GIVEN EXERCISE => Reproduce each of the lines word for word.

DATA PROVIDED =>
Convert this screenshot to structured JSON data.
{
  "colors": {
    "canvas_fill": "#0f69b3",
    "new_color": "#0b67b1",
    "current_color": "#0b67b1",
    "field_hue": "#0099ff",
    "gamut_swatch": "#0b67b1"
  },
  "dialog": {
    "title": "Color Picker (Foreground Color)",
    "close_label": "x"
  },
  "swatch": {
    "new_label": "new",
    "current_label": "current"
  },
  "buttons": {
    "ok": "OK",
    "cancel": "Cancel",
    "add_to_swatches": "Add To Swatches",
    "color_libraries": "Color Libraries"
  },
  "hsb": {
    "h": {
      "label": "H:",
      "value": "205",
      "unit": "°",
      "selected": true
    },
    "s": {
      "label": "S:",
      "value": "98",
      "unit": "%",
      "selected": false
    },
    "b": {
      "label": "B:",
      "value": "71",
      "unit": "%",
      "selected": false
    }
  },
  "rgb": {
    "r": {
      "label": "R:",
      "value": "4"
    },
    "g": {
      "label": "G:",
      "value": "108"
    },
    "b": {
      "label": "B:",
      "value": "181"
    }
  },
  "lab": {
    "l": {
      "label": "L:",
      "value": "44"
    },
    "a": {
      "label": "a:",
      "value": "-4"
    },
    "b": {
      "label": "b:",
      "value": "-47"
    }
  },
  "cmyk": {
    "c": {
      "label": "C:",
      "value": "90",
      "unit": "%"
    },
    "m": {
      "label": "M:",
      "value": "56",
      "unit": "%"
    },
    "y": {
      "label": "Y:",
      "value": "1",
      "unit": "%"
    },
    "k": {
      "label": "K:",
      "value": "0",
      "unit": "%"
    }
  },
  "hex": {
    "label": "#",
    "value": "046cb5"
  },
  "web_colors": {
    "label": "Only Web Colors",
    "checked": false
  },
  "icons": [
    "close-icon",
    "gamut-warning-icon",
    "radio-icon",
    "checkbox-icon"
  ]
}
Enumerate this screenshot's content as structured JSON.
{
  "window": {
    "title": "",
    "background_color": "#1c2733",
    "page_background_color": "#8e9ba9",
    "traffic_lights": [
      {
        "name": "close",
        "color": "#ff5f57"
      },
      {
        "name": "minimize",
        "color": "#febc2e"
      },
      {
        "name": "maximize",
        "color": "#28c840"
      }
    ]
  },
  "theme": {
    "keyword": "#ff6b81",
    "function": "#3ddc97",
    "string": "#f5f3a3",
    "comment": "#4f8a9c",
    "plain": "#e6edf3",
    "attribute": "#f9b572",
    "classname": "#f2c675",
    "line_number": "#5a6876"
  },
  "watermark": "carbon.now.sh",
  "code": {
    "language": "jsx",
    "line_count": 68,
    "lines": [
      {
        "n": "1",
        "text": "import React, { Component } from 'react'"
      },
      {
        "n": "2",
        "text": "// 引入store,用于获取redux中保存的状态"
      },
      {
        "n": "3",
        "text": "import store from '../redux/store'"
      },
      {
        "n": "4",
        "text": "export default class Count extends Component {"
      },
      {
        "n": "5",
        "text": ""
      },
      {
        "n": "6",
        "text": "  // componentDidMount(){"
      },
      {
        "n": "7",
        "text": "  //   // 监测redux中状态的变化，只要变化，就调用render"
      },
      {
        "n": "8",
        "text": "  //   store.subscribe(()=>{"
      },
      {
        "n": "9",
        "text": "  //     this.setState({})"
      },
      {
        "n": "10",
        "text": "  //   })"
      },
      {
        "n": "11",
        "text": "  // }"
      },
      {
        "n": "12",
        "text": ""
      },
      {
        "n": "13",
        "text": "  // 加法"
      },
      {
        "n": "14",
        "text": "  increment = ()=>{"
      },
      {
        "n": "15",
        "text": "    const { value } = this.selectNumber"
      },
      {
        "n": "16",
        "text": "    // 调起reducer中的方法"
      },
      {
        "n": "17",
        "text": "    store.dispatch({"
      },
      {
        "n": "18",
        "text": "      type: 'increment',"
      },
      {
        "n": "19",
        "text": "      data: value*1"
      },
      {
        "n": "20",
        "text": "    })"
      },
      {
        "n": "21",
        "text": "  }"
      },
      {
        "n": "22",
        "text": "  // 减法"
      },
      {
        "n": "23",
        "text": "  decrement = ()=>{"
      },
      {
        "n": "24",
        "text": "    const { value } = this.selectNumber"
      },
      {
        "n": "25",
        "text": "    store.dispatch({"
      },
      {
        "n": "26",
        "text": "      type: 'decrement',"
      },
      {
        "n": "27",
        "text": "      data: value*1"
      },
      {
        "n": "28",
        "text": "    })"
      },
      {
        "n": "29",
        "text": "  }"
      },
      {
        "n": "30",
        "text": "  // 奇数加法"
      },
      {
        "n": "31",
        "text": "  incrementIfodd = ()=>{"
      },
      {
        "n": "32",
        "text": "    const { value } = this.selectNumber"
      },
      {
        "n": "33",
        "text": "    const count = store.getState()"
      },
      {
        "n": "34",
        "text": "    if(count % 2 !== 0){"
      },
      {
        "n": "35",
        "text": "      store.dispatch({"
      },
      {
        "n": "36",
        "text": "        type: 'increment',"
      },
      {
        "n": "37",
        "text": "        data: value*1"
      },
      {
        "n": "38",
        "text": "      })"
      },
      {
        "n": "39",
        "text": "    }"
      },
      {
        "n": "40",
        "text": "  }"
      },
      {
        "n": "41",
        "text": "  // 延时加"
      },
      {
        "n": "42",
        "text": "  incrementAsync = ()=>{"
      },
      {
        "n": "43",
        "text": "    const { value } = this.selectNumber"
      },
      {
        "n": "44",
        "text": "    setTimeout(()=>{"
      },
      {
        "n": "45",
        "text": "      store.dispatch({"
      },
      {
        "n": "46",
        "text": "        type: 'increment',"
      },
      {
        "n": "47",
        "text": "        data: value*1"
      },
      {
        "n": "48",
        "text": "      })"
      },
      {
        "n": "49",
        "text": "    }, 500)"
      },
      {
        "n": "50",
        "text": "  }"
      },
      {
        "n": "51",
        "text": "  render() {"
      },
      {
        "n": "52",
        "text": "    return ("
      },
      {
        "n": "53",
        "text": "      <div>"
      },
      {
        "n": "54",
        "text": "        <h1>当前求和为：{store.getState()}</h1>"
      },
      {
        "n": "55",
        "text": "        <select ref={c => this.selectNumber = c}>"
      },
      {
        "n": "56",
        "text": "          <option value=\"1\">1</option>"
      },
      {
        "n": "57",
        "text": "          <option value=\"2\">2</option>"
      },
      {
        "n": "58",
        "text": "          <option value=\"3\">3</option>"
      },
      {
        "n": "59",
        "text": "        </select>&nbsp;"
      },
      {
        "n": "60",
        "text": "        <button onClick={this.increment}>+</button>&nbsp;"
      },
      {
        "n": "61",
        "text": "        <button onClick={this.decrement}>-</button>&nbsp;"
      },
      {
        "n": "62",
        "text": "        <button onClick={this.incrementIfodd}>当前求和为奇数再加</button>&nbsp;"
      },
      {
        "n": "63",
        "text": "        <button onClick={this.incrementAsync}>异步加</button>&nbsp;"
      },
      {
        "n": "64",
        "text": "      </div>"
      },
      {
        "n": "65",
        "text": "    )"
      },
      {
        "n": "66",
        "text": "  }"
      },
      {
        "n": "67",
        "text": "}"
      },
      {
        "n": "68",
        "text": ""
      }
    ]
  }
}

PROBLEM SOLUTION =>
Convert this screenshot to structured JSON data.
{
  "colors": {
    "canvas_fill": "#0f69b3",
    "new_color": "#0b67b1",
    "current_color": "#0b67b1",
    "field_hue": "#0099ff",
    "gamut_swatch": "#0b67b1"
  },
  "dialog": {
    "title": "Color Picker (Foreground Color)",
    "close_label": "x"
  },
  "swatch": {
    "new_label": "new",
    "current_label": "current"
  },
  "buttons": {
    "ok": "OK",
    "cancel": "Cancel",
    "add_to_swatches": "Add To Swatches",
    "color_libraries": "Color Libraries"
  },
  "hsb": {
    "h": {
      "label": "H:",
      "value": "205",
      "unit": "°",
      "selected": true
    },
    "s": {
      "label": "S:",
      "value": "98",
      "unit": "%",
      "selected": false
    },
    "b": {
      "label": "B:",
      "value": "71",
      "unit": "%",
      "selected": false
    }
  },
  "rgb": {
    "r": {
      "label": "R:",
      "value": "4"
    },
    "g": {
      "label": "G:",
      "value": "108"
    },
    "b": {
      "label": "B:",
      "value": "181"
    }
  },
  "lab": {
    "l": {
      "label": "L:",
      "value": "44"
    },
    "a": {
      "label": "a:",
      "value": "-4"
    },
    "b": {
      "label": "b:",
      "value": "-47"
    }
  },
  "cmyk": {
    "c": {
      "label": "C:",
      "value": "90",
      "unit": "%"
    },
    "m": {
      "label": "M:",
      "value": "56",
      "unit": "%"
    },
    "y": {
      "label": "Y:",
      "value": "1",
      "unit": "%"
    },
    "k": {
      "label": "K:",
      "value": "0",
      "unit": "%"
    }
  },
  "hex": {
    "label": "#",
    "value": "046cb5"
  },
  "web_colors": {
    "label": "Only Web Colors",
    "checked": false
  },
  "icons": [
    "close-icon",
    "gamut-warning-icon",
    "radio-icon",
    "checkbox-icon"
  ]
}
Enumerate this screenshot's content as structured JSON.
{
  "window": {
    "title": "",
    "background_color": "#1c2733",
    "page_background_color": "#8e9ba9",
    "traffic_lights": [
      {
        "name": "close",
        "color": "#ff5f57"
      },
      {
        "name": "minimize",
        "color": "#febc2e"
      },
      {
        "name": "maximize",
        "color": "#28c840"
      }
    ]
  },
  "theme": {
    "keyword": "#ff6b81",
    "function": "#3ddc97",
    "string": "#f5f3a3",
    "comment": "#4f8a9c",
    "plain": "#e6edf3",
    "attribute": "#f9b572",
    "classname": "#f2c675",
    "line_number": "#5a6876"
  },
  "watermark": "carbon.now.sh",
  "code": {
    "language": "jsx",
    "line_count": 68,
    "lines": [
      {
        "n": "1",
        "text": "import React, { Component } from 'react'"
      },
      {
        "n": "2",
        "text": "// 引入store,用于获取redux中保存的状态"
      },
      {
        "n": "3",
        "text": "import store from '../redux/store'"
      },
      {
        "n": "4",
        "text": "export default class Count extends Component {"
      },
      {
        "n": "5",
        "text": ""
      },
      {
        "n": "6",
        "text": "  // componentDidMount(){"
      },
      {
        "n": "7",
        "text": "  //   // 监测redux中状态的变化，只要变化，就调用render"
      },
      {
        "n": "8",
        "text": "  //   store.subscribe(()=>{"
      },
      {
        "n": "9",
        "text": "  //     this.setState({})"
      },
      {
        "n": "10",
        "text": "  //   })"
      },
      {
        "n": "11",
        "text": "  // }"
      },
      {
        "n": "12",
        "text": ""
      },
      {
        "n": "13",
        "text": "  // 加法"
      },
      {
        "n": "14",
        "text": "  increment = ()=>{"
      },
      {
        "n": "15",
        "text": "    const { value } = this.selectNumber"
      },
      {
        "n": "16",
        "text": "    // 调起reducer中的方法"
      },
      {
        "n": "17",
        "text": "    store.dispatch({"
      },
      {
        "n": "18",
        "text": "      type: 'increment',"
      },
      {
        "n": "19",
        "text": "      data: value*1"
      },
      {
        "n": "20",
        "text": "    })"
      },
      {
        "n": "21",
        "text": "  }"
      },
      {
        "n": "22",
        "text": "  // 减法"
      },
      {
        "n": "23",
        "text": "  decrement = ()=>{"
      },
      {
        "n": "24",
        "text": "    const { value } = this.selectNumber"
      },
      {
        "n": "25",
        "text": "    store.dispatch({"
      },
      {
        "n": "26",
        "text": "      type: 'decrement',"
      },
      {
        "n": "27",
        "text": "      data: value*1"
      },
      {
        "n": "28",
        "text": "    })"
      },
      {
        "n": "29",
        "text": "  }"
      },
      {
        "n": "30",
        "text": "  // 奇数加法"
      },
      {
        "n": "31",
        "text": "  incrementIfodd = ()=>{"
      },
      {
        "n": "32",
        "text": "    const { value } = this.selectNumber"
      },
      {
        "n": "33",
        "text": "    const count = store.getState()"
      },
      {
        "n": "34",
        "text": "    if(count % 2 !== 0){"
      },
      {
        "n": "35",
        "text": "      store.dispatch({"
      },
      {
        "n": "36",
        "text": "        type: 'increment',"
      },
      {
        "n": "37",
        "text": "        data: value*1"
      },
      {
        "n": "38",
        "text": "      })"
      },
      {
        "n": "39",
        "text": "    }"
      },
      {
        "n": "40",
        "text": "  }"
      },
      {
        "n": "41",
        "text": "  // 延时加"
      },
      {
        "n": "42",
        "text": "  incrementAsync = ()=>{"
      },
      {
        "n": "43",
        "text": "    const { value } = this.selectNumber"
      },
      {
        "n": "44",
        "text": "    setTimeout(()=>{"
      },
      {
        "n": "45",
        "text": "      store.dispatch({"
      },
      {
        "n": "46",
        "text": "        type: 'increment',"
      },
      {
        "n": "47",
        "text": "        data: value*1"
      },
      {
        "n": "48",
        "text": "      })"
      },
      {
        "n": "49",
        "text": "    }, 500)"
      },
      {
        "n": "50",
        "text": "  }"
      },
      {
        "n": "51",
        "text": "  render() {"
      },
      {
        "n": "52",
        "text": "    return ("
      },
      {
        "n": "53",
        "text": "      <div>"
      },
      {
        "n": "54",
        "text": "        <h1>当前求和为：{store.getState()}</h1>"
      },
      {
        "n": "55",
        "text": "        <select ref={c => this.selectNumber = c}>"
      },
      {
        "n": "56",
        "text": "          <option value=\"1\">1</option>"
      },
      {
        "n": "57",
        "text": "          <option value=\"2\">2</option>"
      },
      {
        "n": "58",
        "text": "          <option value=\"3\">3</option>"
      },
      {
        "n": "59",
        "text": "        </select>&nbsp;"
      },
      {
        "n": "60",
        "text": "        <button onClick={this.increment}>+</button>&nbsp;"
      },
      {
        "n": "61",
        "text": "        <button onClick={this.decrement}>-</button>&nbsp;"
      },
      {
        "n": "62",
        "text": "        <button onClick={this.incrementIfodd}>当前求和为奇数再加</button>&nbsp;"
      },
      {
        "n": "63",
        "text": "        <button onClick={this.incrementAsync}>异步加</button>&nbsp;"
      },
      {
        "n": "64",
        "text": "      </div>"
      },
      {
        "n": "65",
        "text": "    )"
      },
      {
        "n": "66",
        "text": "  }"
      },
      {
        "n": "67",
        "text": "}"
      },
      {
        "n": "68",
        "text": ""
      }
    ]
  }
}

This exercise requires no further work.